*Task goal*. Take the entries below and reproduce them word for word.

------ Information given

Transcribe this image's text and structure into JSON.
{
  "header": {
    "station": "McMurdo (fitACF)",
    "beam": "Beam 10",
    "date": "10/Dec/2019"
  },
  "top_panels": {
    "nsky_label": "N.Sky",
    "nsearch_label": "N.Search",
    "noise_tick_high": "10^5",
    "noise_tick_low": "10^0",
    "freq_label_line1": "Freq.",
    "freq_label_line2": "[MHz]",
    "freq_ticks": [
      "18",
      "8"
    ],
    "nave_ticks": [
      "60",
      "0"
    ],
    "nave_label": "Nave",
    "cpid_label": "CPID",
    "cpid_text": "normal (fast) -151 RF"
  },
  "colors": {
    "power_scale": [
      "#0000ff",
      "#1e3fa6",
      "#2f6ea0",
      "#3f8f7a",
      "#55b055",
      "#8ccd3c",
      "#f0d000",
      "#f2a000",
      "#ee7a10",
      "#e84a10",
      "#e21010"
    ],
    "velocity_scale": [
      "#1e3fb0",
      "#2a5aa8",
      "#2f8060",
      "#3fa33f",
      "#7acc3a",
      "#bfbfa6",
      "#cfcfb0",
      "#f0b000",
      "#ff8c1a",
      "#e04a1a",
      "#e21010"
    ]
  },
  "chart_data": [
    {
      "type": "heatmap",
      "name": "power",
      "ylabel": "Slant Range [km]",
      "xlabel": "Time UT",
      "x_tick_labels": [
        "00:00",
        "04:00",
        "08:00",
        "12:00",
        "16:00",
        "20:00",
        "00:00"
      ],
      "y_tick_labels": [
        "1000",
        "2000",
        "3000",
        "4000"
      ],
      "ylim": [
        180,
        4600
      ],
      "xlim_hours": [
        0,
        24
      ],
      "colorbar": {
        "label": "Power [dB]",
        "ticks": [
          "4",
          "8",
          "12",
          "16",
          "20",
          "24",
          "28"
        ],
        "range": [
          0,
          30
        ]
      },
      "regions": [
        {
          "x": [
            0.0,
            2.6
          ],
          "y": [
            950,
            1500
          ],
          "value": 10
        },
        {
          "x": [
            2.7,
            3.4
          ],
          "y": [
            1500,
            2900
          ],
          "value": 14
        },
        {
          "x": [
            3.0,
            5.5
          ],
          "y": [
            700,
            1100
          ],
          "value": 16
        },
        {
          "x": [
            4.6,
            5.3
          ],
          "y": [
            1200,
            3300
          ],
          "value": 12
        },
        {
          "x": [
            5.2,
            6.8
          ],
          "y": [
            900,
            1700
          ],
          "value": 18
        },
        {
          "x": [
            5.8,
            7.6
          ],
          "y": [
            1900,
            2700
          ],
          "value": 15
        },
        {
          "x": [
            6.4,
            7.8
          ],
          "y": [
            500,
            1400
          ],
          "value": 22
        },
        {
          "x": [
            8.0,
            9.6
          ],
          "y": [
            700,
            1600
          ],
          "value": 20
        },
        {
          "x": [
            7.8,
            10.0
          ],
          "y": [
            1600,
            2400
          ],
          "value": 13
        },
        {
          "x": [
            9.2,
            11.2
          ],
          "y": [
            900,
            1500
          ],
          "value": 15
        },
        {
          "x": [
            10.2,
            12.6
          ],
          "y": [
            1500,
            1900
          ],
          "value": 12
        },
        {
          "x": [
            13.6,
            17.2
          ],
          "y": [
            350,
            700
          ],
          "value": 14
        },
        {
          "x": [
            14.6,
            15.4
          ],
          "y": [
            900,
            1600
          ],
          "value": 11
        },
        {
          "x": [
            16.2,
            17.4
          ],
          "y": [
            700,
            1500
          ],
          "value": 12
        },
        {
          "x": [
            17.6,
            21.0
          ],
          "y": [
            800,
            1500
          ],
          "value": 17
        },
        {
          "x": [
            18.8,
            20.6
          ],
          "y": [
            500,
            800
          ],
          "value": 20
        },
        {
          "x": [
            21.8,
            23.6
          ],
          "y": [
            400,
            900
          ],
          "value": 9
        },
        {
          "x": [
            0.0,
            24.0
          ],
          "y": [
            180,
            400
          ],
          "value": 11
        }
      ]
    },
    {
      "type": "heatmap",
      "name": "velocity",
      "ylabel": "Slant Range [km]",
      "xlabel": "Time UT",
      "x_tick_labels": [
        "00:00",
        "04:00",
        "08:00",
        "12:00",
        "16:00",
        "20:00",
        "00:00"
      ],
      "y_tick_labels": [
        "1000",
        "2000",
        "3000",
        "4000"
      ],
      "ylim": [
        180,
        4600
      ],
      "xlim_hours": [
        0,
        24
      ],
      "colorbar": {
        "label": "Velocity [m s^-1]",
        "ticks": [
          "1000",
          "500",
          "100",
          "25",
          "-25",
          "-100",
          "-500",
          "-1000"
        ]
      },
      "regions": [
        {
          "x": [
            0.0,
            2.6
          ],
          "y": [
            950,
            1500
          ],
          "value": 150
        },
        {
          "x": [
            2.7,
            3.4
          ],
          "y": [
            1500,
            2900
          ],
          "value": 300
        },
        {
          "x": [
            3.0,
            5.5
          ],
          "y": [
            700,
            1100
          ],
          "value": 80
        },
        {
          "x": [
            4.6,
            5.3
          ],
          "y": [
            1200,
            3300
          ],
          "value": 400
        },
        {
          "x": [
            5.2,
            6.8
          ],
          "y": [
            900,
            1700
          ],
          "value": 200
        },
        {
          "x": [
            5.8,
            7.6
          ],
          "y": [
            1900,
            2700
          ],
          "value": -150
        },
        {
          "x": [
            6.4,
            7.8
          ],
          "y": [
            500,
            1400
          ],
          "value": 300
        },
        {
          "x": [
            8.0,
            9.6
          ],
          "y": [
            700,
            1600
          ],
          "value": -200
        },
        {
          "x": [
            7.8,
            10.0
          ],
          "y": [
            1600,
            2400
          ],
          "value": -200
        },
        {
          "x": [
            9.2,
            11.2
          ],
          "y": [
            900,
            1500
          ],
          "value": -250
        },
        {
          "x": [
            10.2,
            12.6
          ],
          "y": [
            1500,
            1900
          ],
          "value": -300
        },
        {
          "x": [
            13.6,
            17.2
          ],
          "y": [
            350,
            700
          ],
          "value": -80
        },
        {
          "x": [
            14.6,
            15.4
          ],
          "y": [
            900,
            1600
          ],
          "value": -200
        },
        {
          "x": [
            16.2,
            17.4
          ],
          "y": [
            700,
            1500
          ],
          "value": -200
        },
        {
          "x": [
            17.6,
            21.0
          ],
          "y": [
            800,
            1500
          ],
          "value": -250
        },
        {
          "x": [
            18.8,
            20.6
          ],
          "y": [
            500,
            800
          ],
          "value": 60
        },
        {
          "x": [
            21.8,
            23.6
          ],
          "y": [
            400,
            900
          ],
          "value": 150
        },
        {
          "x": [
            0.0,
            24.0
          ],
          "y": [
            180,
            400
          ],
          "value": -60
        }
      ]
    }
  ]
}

------------

*Exercise response*.
Transcribe this image's text and structure into JSON.
{
  "header": {
    "station": "McMurdo (fitACF)",
    "beam": "Beam 10",
    "date": "10/Dec/2019"
  },
  "top_panels": {
    "nsky_label": "N.Sky",
    "nsearch_label": "N.Search",
    "noise_tick_high": "10^5",
    "noise_tick_low": "10^0",
    "freq_label_line1": "Freq.",
    "freq_label_line2": "[MHz]",
    "freq_ticks": [
      "18",
      "8"
    ],
    "nave_ticks": [
      "60",
      "0"
    ],
    "nave_label": "Nave",
    "cpid_label": "CPID",
    "cpid_text": "normal (fast) -151 RF"
  },
  "colors": {
    "power_scale": [
      "#0000ff",
      "#1e3fa6",
      "#2f6ea0",
      "#3f8f7a",
      "#55b055",
      "#8ccd3c",
      "#f0d000",
      "#f2a000",
      "#ee7a10",
      "#e84a10",
      "#e21010"
    ],
    "velocity_scale": [
      "#1e3fb0",
      "#2a5aa8",
      "#2f8060",
      "#3fa33f",
      "#7acc3a",
      "#bfbfa6",
      "#cfcfb0",
      "#f0b000",
      "#ff8c1a",
      "#e04a1a",
      "#e21010"
    ]
  },
  "chart_data": [
    {
      "type": "heatmap",
      "name": "power",
      "ylabel": "Slant Range [km]",
      "xlabel": "Time UT",
      "x_tick_labels": [
        "00:00",
        "04:00",
        "08:00",
        "12:00",
        "16:00",
        "20:00",
        "00:00"
      ],
      "y_tick_labels": [
        "1000",
        "2000",
        "3000",
        "4000"
      ],
      "ylim": [
        180,
        4600
      ],
      "xlim_hours": [
        0,
        24
      ],
      "colorbar": {
        "label": "Power [dB]",
        "ticks": [
          "4",
          "8",
          "12",
          "16",
          "20",
          "24",
          "28"
        ],
        "range": [
          0,
          30
        ]
      },
      "regions": [
        {
          "x": [
            0.0,
            2.6
          ],
          "y": [
            950,
            1500
          ],
          "value": 10
        },
        {
          "x": [
            2.7,
            3.4
          ],
          "y": [
            1500,
            2900
          ],
          "value": 14
        },
        {
          "x": [
            3.0,
            5.5
          ],
          "y": [
            700,
            1100
          ],
          "value": 16
        },
        {
          "x": [
            4.6,
            5.3
          ],
          "y": [
            1200,
            3300
          ],
          "value": 12
        },
        {
          "x": [
            5.2,
            6.8
          ],
          "y": [
            900,
            1700
          ],
          "value": 18
        },
        {
          "x": [
            5.8,
            7.6
          ],
          "y": [
            1900,
            2700
          ],
          "value": 15
        },
        {
          "x": [
            6.4,
            7.8
          ],
          "y": [
            500,
            1400
          ],
          "value": 22
        },
        {
          "x": [
            8.0,
            9.6
          ],
          "y": [
            700,
            1600
          ],
          "value": 20
        },
        {
          "x": [
            7.8,
            10.0
          ],
          "y": [
            1600,
            2400
          ],
          "value": 13
        },
        {
          "x": [
            9.2,
            11.2
          ],
          "y": [
            900,
            1500
          ],
          "value": 15
        },
        {
          "x": [
            10.2,
            12.6
          ],
          "y": [
            1500,
            1900
          ],
          "value": 12
        },
        {
          "x": [
            13.6,
            17.2
          ],
          "y": [
            350,
            700
          ],
          "value": 14
        },
        {
          "x": [
            14.6,
            15.4
          ],
          "y": [
            900,
            1600
          ],
          "value": 11
        },
        {
          "x": [
            16.2,
            17.4
          ],
          "y": [
            700,
            1500
          ],
          "value": 12
        },
        {
          "x": [
            17.6,
            21.0
          ],
          "y": [
            800,
            1500
          ],
          "value": 17
        },
        {
          "x": [
            18.8,
            20.6
          ],
          "y": [
            500,
            800
          ],
          "value": 20
        },
        {
          "x": [
            21.8,
            23.6
          ],
          "y": [
            400,
            900
          ],
          "value": 9
        },
        {
          "x": [
            0.0,
            24.0
          ],
          "y": [
            180,
            400
          ],
          "value": 11
        }
      ]
    },
    {
      "type": "heatmap",
      "name": "velocity",
      "ylabel": "Slant Range [km]",
      "xlabel": "Time UT",
      "x_tick_labels": [
        "00:00",
        "04:00",
        "08:00",
        "12:00",
        "16:00",
        "20:00",
        "00:00"
      ],
      "y_tick_labels": [
        "1000",
        "2000",
        "3000",
        "4000"
      ],
      "ylim": [
        180,
        4600
      ],
      "xlim_hours": [
        0,
        24
      ],
      "colorbar": {
        "label": "Velocity [m s^-1]",
        "ticks": [
          "1000",
          "500",
          "100",
          "25",
          "-25",
          "-100",
          "-500",
          "-1000"
        ]
      },
      "regions": [
        {
          "x": [
            0.0,
            2.6
          ],
          "y": [
            950,
            1500
          ],
          "value": 150
        },
        {
          "x": [
            2.7,
            3.4
          ],
          "y": [
            1500,
            2900
          ],
          "value": 300
        },
        {
          "x": [
            3.0,
            5.5
          ],
          "y": [
            700,
            1100
          ],
          "value": 80
        },
        {
          "x": [
            4.6,
            5.3
          ],
          "y": [
            1200,
            3300
          ],
          "value": 400
        },
        {
          "x": [
            5.2,
            6.8
          ],
          "y": [
            900,
            1700
          ],
          "value": 200
        },
        {
          "x": [
            5.8,
            7.6
          ],
          "y": [
            1900,
            2700
          ],
          "value": -150
        },
        {
          "x": [
            6.4,
            7.8
          ],
          "y": [
            500,
            1400
          ],
          "value": 300
        },
        {
          "x": [
            8.0,
            9.6
          ],
          "y": [
            700,
            1600
          ],
          "value": -200
        },
        {
          "x": [
            7.8,
            10.0
          ],
          "y": [
            1600,
            2400
          ],
          "value": -200
        },
        {
          "x": [
            9.2,
            11.2
          ],
          "y": [
            900,
            1500
          ],
          "value": -250
        },
        {
          "x": [
            10.2,
            12.6
          ],
          "y": [
            1500,
            1900
          ],
          "value": -300
        },
        {
          "x": [
            13.6,
            17.2
          ],
          "y": [
            350,
            700
          ],
          "value": -80
        },
        {
          "x": [
            14.6,
            15.4
          ],
          "y": [
            900,
            1600
          ],
          "value": -200
        },
        {
          "x": [
            16.2,
            17.4
          ],
          "y": [
            700,
            1500
          ],
          "value": -200
        },
        {
          "x": [
            17.6,
            21.0
          ],
          "y": [
            800,
            1500
          ],
          "value": -250
        },
        {
          "x": [
            18.8,
            20.6
          ],
          "y": [
            500,
            800
          ],
          "value": 60
        },
        {
          "x": [
            21.8,
            23.6
          ],
          "y": [
            400,
            900
          ],
          "value": 150
        },
        {
          "x": [
            0.0,
            24.0
          ],
          "y": [
            180,
            400
          ],
          "value": -60
        }
      ]
    }
  ]
}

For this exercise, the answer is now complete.